Stated task: Hunt for the word "PINEWOOD" across the entries below, copying each line that holds it.

Figure dataset records:
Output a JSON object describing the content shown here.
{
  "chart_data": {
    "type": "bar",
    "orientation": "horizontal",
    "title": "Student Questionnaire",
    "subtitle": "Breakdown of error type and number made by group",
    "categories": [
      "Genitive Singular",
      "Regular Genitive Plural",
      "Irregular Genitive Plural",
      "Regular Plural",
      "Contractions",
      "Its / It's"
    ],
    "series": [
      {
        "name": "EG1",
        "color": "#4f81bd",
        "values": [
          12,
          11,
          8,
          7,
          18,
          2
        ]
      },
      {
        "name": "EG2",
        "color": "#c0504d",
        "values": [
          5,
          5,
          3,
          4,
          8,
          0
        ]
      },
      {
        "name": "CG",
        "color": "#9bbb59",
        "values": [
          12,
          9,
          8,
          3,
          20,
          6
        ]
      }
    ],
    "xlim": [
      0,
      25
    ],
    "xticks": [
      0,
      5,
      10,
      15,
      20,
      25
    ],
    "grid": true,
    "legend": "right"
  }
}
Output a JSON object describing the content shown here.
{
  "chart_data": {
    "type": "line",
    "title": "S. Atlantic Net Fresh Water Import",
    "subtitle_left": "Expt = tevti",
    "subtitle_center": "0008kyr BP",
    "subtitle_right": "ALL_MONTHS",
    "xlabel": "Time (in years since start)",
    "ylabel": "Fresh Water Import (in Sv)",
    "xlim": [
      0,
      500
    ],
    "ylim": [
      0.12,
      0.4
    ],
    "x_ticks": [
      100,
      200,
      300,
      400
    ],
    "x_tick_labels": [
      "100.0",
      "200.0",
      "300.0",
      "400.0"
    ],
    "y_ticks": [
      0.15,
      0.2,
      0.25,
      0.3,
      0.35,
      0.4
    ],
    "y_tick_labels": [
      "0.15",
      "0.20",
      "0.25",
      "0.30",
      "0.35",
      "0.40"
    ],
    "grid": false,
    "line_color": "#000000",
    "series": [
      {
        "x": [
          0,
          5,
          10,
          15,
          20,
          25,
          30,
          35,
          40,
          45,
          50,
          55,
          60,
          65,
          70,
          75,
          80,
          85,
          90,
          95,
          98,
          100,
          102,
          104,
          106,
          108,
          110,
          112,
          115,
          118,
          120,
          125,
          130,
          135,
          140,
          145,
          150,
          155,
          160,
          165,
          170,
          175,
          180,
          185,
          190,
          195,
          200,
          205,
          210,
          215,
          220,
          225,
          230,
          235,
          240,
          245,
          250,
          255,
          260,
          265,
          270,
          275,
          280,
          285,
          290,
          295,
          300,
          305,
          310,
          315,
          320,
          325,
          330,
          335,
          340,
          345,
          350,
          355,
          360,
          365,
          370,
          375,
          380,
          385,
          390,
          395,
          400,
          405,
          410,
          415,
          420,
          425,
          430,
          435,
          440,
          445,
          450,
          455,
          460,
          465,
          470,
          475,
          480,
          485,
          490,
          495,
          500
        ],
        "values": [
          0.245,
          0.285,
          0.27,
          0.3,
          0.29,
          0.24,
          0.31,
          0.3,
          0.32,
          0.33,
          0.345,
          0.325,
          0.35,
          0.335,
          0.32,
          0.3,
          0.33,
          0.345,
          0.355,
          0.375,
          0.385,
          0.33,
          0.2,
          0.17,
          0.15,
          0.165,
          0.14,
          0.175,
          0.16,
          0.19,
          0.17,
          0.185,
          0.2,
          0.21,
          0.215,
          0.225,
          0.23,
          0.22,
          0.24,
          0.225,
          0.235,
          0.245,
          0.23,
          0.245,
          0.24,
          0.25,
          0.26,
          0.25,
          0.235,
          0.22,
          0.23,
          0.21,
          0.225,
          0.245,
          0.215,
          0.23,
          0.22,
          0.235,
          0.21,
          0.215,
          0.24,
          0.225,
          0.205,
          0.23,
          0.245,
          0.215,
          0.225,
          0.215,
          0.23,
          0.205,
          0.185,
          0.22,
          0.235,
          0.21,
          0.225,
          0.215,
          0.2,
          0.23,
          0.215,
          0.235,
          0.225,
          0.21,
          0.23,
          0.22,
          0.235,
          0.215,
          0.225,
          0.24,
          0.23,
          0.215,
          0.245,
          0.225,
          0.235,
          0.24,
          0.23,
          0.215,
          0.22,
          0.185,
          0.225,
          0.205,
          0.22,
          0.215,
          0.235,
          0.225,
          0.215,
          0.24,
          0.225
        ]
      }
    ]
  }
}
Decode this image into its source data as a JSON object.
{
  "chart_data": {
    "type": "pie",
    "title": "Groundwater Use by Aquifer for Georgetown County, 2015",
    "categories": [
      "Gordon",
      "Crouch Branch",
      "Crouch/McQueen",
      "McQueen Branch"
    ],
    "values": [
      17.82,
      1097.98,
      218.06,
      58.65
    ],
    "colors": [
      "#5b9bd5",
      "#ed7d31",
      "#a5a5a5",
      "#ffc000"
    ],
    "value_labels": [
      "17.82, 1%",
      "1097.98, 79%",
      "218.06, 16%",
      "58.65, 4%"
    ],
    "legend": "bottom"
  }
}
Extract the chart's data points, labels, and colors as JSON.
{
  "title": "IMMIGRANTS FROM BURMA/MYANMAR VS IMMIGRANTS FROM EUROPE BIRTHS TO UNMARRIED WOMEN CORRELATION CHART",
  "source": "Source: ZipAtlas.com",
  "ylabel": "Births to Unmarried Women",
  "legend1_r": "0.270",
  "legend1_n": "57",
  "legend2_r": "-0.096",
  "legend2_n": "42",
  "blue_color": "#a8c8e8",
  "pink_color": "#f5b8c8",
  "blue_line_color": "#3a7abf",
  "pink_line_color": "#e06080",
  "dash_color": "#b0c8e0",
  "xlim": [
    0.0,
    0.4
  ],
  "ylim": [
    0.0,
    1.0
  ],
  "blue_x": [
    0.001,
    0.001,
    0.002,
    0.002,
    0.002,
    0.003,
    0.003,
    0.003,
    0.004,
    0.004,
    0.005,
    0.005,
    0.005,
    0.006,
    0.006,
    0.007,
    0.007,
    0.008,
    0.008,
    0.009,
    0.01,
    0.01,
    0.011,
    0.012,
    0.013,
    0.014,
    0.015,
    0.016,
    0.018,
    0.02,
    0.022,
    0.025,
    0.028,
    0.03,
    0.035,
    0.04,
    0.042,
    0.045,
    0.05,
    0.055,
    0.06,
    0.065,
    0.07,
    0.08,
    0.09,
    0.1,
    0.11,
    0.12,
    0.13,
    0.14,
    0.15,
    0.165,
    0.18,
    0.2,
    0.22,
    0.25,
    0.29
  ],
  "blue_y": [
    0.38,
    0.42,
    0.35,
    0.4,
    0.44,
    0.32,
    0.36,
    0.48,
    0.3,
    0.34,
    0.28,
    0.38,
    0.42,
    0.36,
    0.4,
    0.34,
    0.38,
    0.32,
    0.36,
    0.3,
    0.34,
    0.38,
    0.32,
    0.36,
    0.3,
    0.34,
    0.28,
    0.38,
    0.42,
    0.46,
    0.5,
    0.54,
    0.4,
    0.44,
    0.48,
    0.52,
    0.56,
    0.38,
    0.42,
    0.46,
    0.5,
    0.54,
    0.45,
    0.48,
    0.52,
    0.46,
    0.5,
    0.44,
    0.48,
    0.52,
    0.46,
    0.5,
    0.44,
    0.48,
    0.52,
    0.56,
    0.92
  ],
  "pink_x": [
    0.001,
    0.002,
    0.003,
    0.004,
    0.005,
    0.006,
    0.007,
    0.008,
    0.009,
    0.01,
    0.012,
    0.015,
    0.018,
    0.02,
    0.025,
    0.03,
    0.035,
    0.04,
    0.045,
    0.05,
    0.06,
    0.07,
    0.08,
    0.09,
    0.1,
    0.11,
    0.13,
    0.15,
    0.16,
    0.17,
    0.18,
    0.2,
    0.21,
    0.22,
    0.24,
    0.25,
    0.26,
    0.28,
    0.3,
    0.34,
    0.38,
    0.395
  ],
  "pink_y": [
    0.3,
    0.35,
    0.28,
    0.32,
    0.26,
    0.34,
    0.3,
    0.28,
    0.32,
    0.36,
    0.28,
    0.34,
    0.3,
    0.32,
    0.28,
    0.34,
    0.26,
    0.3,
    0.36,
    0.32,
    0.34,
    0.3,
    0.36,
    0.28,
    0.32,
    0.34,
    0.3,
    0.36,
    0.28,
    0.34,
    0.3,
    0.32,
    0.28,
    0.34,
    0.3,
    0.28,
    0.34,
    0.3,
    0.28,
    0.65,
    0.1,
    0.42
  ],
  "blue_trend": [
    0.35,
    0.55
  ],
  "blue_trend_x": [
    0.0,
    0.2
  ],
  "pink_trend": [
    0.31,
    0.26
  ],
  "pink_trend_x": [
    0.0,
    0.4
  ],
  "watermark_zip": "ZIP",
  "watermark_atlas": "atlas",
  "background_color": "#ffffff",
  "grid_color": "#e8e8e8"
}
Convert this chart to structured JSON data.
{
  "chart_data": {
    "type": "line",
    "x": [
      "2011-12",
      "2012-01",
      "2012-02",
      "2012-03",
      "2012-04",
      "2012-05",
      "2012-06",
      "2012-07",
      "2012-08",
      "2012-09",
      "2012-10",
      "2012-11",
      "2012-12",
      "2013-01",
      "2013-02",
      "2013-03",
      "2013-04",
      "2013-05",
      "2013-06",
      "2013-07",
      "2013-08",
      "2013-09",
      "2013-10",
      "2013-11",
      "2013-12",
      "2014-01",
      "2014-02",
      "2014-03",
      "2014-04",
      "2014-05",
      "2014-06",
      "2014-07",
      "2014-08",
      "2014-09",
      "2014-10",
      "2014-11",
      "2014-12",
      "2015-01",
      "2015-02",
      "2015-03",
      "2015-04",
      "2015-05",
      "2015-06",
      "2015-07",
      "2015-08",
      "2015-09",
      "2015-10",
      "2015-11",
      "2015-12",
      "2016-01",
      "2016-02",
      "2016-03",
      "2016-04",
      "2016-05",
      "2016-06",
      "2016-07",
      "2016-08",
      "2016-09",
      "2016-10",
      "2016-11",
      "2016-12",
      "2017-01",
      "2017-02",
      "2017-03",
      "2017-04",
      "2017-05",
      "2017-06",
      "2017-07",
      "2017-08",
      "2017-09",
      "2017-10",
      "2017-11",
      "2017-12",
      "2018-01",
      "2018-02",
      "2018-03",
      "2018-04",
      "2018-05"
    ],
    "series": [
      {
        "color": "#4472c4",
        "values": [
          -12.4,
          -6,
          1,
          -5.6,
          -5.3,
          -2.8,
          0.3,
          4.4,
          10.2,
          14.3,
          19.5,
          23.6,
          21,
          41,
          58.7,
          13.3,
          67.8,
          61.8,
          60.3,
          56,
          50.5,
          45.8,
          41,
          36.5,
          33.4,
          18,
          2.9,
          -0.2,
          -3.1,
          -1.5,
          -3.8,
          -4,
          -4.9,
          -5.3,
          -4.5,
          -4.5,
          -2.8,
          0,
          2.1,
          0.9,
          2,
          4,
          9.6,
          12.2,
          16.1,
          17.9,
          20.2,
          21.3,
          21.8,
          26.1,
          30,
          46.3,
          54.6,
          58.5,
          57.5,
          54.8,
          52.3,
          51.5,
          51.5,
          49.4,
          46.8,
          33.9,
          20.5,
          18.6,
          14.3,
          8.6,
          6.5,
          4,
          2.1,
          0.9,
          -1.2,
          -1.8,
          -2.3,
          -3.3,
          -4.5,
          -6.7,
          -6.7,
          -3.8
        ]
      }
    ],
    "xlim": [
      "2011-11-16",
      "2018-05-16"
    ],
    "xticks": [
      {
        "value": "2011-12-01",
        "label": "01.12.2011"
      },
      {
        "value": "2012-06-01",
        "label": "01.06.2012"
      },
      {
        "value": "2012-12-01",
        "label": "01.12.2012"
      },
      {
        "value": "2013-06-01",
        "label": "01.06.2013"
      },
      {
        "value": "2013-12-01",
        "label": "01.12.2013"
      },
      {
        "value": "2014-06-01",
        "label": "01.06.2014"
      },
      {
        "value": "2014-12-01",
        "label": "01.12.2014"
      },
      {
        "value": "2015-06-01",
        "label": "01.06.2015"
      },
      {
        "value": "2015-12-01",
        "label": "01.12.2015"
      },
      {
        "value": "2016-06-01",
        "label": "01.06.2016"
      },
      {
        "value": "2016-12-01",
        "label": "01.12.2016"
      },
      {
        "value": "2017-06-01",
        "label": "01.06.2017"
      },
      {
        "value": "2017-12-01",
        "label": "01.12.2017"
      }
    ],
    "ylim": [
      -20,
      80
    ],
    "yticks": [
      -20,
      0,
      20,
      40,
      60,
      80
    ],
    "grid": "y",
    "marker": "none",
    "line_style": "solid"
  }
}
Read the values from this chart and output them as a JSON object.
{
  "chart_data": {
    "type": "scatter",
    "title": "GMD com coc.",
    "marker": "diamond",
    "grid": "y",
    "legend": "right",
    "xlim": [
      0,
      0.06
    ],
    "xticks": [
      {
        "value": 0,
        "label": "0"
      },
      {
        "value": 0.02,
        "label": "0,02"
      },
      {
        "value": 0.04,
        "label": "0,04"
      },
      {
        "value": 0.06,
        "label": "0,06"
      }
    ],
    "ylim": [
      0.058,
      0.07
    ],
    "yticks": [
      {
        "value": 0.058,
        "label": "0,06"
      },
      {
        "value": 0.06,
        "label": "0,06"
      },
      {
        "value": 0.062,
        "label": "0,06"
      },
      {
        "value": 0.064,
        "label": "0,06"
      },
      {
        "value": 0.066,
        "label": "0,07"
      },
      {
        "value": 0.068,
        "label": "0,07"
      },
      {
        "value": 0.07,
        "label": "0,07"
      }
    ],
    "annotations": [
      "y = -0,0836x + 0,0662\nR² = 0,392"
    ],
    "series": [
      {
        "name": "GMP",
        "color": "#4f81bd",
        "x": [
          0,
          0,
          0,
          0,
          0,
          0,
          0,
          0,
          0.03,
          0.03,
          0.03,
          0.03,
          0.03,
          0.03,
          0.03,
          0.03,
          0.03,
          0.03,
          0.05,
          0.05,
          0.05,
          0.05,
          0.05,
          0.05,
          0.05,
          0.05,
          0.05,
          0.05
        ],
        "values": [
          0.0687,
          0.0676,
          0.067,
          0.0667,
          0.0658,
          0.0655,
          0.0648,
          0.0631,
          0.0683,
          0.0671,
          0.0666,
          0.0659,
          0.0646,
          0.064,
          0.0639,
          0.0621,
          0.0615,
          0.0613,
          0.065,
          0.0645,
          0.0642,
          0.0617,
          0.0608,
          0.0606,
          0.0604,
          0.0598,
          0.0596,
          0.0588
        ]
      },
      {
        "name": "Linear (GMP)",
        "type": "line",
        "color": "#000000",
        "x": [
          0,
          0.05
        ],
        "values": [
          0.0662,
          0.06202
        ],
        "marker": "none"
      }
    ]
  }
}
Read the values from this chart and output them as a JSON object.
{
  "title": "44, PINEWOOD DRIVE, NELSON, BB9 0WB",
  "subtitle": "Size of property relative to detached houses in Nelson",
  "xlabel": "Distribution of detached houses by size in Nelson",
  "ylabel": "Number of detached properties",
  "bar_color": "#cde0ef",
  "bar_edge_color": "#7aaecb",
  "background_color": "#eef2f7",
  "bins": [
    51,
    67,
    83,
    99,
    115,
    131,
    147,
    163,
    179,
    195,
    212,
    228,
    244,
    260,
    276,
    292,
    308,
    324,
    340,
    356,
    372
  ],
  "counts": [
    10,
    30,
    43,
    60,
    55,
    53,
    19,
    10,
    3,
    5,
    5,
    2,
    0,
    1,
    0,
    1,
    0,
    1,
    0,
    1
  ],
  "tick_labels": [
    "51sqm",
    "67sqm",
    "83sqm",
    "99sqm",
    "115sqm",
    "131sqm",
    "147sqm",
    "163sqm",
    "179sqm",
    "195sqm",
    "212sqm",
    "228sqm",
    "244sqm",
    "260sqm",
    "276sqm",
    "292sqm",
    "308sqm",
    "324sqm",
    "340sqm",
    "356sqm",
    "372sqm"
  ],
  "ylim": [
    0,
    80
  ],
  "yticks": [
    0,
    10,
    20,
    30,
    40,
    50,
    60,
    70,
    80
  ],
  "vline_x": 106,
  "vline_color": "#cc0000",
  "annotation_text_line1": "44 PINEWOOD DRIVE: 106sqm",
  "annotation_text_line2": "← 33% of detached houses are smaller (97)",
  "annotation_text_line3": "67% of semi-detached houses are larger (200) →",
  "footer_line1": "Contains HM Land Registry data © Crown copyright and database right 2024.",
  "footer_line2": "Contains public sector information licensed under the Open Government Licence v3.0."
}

Correct answer:
  "title": "44, PINEWOOD DRIVE, NELSON, BB9 0WB",
  "annotation_text_line1": "44 PINEWOOD DRIVE: 106sqm",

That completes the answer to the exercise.